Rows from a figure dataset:
______________________________
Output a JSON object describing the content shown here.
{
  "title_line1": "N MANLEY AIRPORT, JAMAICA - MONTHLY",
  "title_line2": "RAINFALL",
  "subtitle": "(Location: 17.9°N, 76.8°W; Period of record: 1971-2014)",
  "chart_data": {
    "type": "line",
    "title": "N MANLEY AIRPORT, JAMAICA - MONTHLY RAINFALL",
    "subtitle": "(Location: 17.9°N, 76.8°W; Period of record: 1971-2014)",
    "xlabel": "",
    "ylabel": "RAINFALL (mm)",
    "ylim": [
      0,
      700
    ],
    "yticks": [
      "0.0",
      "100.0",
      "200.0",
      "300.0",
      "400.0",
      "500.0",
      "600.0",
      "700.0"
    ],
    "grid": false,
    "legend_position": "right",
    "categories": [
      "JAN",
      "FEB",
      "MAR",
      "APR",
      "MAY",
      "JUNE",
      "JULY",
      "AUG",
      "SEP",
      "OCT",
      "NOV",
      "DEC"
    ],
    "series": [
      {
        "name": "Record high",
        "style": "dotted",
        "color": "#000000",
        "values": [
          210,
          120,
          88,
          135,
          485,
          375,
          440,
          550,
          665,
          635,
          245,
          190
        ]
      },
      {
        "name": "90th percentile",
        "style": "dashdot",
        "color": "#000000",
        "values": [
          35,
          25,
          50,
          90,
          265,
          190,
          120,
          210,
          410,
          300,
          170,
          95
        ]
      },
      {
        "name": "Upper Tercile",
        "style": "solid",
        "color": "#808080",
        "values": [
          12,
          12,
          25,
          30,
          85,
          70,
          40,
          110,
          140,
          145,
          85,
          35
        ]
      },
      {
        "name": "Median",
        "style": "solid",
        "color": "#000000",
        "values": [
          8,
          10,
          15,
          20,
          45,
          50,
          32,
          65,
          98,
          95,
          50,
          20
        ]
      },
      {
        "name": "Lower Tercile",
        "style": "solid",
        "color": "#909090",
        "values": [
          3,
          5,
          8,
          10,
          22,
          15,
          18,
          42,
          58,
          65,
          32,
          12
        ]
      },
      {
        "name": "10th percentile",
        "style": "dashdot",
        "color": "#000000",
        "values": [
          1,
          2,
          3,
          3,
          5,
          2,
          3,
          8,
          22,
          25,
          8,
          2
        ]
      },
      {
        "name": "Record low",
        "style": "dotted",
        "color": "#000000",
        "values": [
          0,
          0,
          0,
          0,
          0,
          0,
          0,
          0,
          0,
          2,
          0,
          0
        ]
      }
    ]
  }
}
______________________________
Copy every line of the material, please, keeping it exactly the same.

Output a JSON object describing the content shown here.
{
  "title_line1": "N MANLEY AIRPORT, JAMAICA - MONTHLY",
  "title_line2": "RAINFALL",
  "subtitle": "(Location: 17.9°N, 76.8°W; Period of record: 1971-2014)",
  "chart_data": {
    "type": "line",
    "title": "N MANLEY AIRPORT, JAMAICA - MONTHLY RAINFALL",
    "subtitle": "(Location: 17.9°N, 76.8°W; Period of record: 1971-2014)",
    "xlabel": "",
    "ylabel": "RAINFALL (mm)",
    "ylim": [
      0,
      700
    ],
    "yticks": [
      "0.0",
      "100.0",
      "200.0",
      "300.0",
      "400.0",
      "500.0",
      "600.0",
      "700.0"
    ],
    "grid": false,
    "legend_position": "right",
    "categories": [
      "JAN",
      "FEB",
      "MAR",
      "APR",
      "MAY",
      "JUNE",
      "JULY",
      "AUG",
      "SEP",
      "OCT",
      "NOV",
      "DEC"
    ],
    "series": [
      {
        "name": "Record high",
        "style": "dotted",
        "color": "#000000",
        "values": [
          210,
          120,
          88,
          135,
          485,
          375,
          440,
          550,
          665,
          635,
          245,
          190
        ]
      },
      {
        "name": "90th percentile",
        "style": "dashdot",
        "color": "#000000",
        "values": [
          35,
          25,
          50,
          90,
          265,
          190,
          120,
          210,
          410,
          300,
          170,
          95
        ]
      },
      {
        "name": "Upper Tercile",
        "style": "solid",
        "color": "#808080",
        "values": [
          12,
          12,
          25,
          30,
          85,
          70,
          40,
          110,
          140,
          145,
          85,
          35
        ]
      },
      {
        "name": "Median",
        "style": "solid",
        "color": "#000000",
        "values": [
          8,
          10,
          15,
          20,
          45,
          50,
          32,
          65,
          98,
          95,
          50,
          20
        ]
      },
      {
        "name": "Lower Tercile",
        "style": "solid",
        "color": "#909090",
        "values": [
          3,
          5,
          8,
          10,
          22,
          15,
          18,
          42,
          58,
          65,
          32,
          12
        ]
      },
      {
        "name": "10th percentile",
        "style": "dashdot",
        "color": "#000000",
        "values": [
          1,
          2,
          3,
          3,
          5,
          2,
          3,
          8,
          22,
          25,
          8,
          2
        ]
      },
      {
        "name": "Record low",
        "style": "dotted",
        "color": "#000000",
        "values": [
          0,
          0,
          0,
          0,
          0,
          0,
          0,
          0,
          0,
          2,
          0,
          0
        ]
      }
    ]
  }
}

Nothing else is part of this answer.